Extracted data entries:
------------
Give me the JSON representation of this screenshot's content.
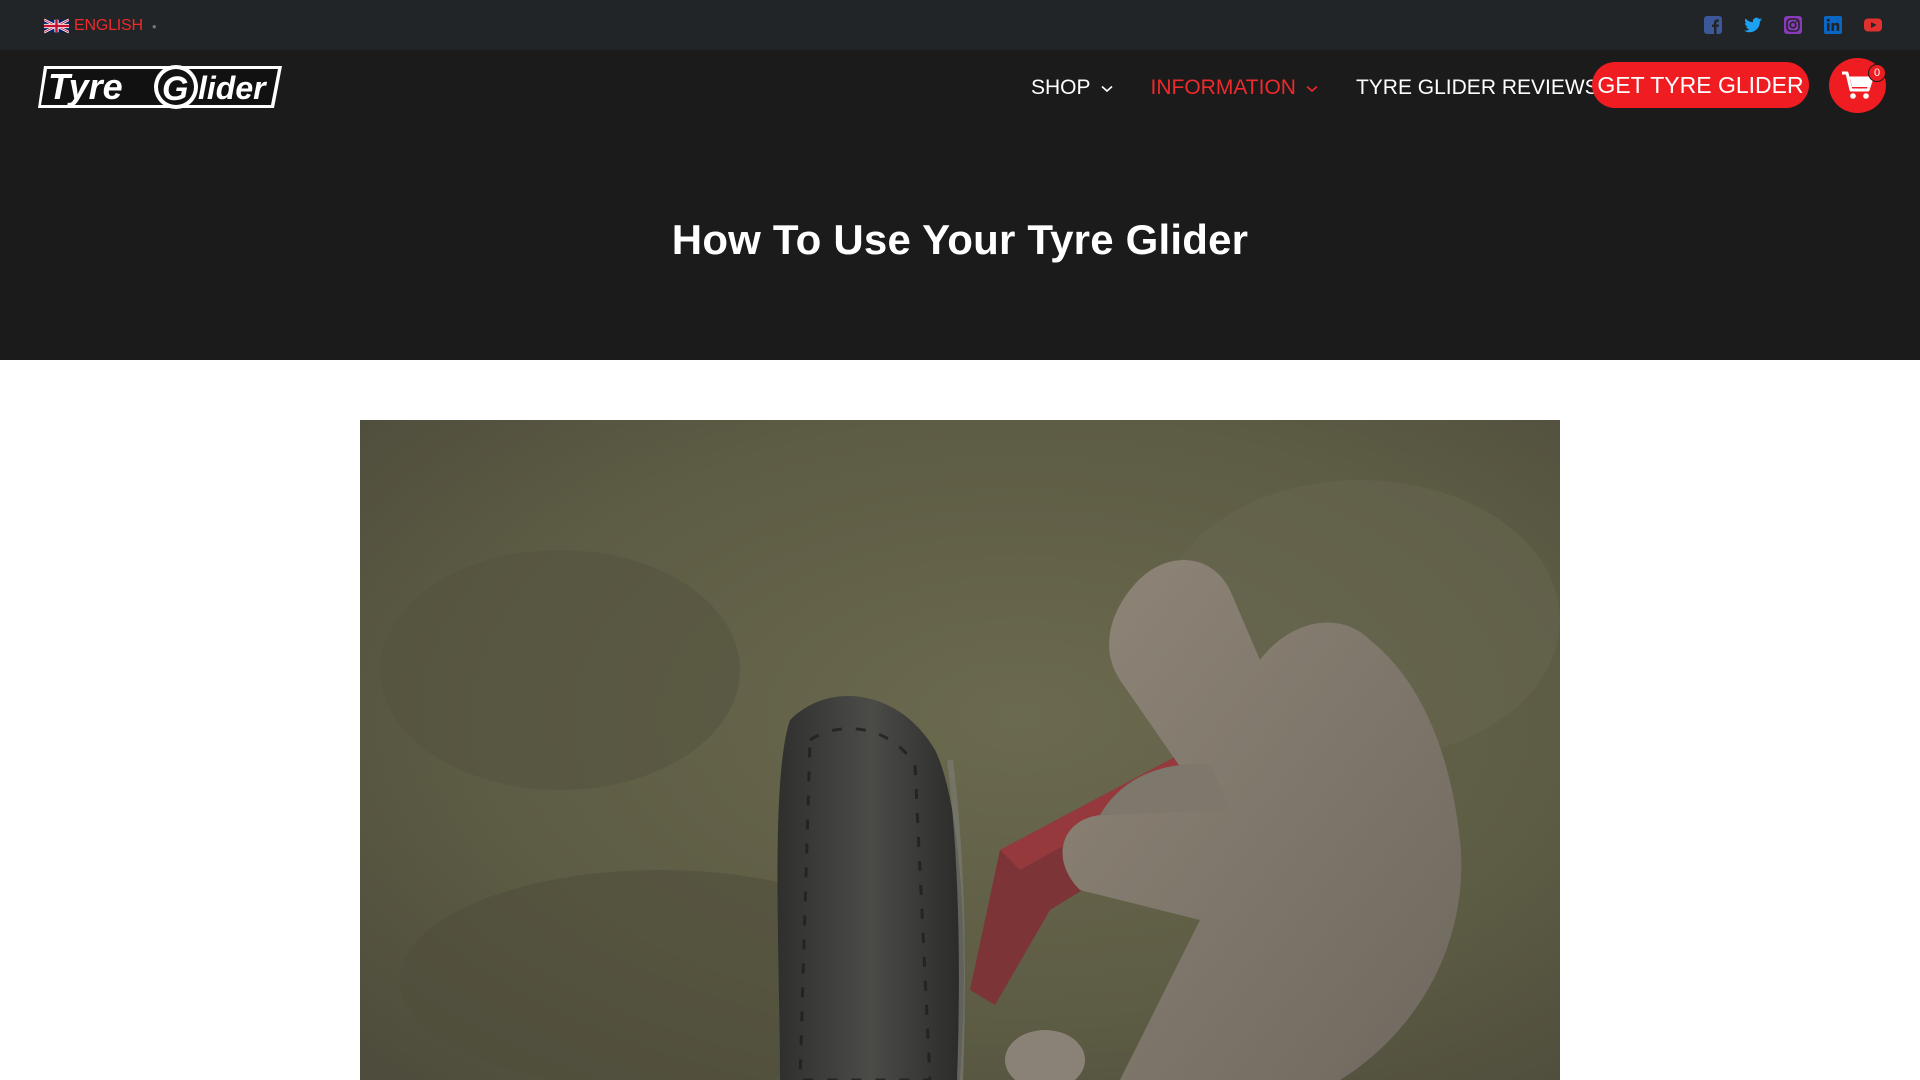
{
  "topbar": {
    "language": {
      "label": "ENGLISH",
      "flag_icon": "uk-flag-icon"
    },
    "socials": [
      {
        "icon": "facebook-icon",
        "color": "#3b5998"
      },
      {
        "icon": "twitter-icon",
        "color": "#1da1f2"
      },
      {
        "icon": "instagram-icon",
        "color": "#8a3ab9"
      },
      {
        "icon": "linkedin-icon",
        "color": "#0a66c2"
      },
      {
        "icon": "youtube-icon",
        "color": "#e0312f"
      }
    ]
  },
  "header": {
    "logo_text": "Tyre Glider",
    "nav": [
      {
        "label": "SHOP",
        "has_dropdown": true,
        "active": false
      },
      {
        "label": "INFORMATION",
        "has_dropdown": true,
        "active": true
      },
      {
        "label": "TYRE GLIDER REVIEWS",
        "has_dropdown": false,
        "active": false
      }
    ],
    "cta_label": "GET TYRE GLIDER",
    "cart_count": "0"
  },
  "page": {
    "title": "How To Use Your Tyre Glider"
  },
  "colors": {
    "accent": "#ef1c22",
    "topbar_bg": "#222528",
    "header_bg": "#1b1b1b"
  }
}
------------
Return each line of the data, keeping its wording exact and omitting pictures.

■ Result
Give me the JSON representation of this screenshot's content.
{
  "topbar": {
    "language": {
      "label": "ENGLISH",
      "flag_icon": "uk-flag-icon"
    },
    "socials": [
      {
        "icon": "facebook-icon",
        "color": "#3b5998"
      },
      {
        "icon": "twitter-icon",
        "color": "#1da1f2"
      },
      {
        "icon": "instagram-icon",
        "color": "#8a3ab9"
      },
      {
        "icon": "linkedin-icon",
        "color": "#0a66c2"
      },
      {
        "icon": "youtube-icon",
        "color": "#e0312f"
      }
    ]
  },
  "header": {
    "logo_text": "Tyre Glider",
    "nav": [
      {
        "label": "SHOP",
        "has_dropdown": true,
        "active": false
      },
      {
        "label": "INFORMATION",
        "has_dropdown": true,
        "active": true
      },
      {
        "label": "TYRE GLIDER REVIEWS",
        "has_dropdown": false,
        "active": false
      }
    ],
    "cta_label": "GET TYRE GLIDER",
    "cart_count": "0"
  },
  "page": {
    "title": "How To Use Your Tyre Glider"
  },
  "colors": {
    "accent": "#ef1c22",
    "topbar_bg": "#222528",
    "header_bg": "#1b1b1b"
  }
}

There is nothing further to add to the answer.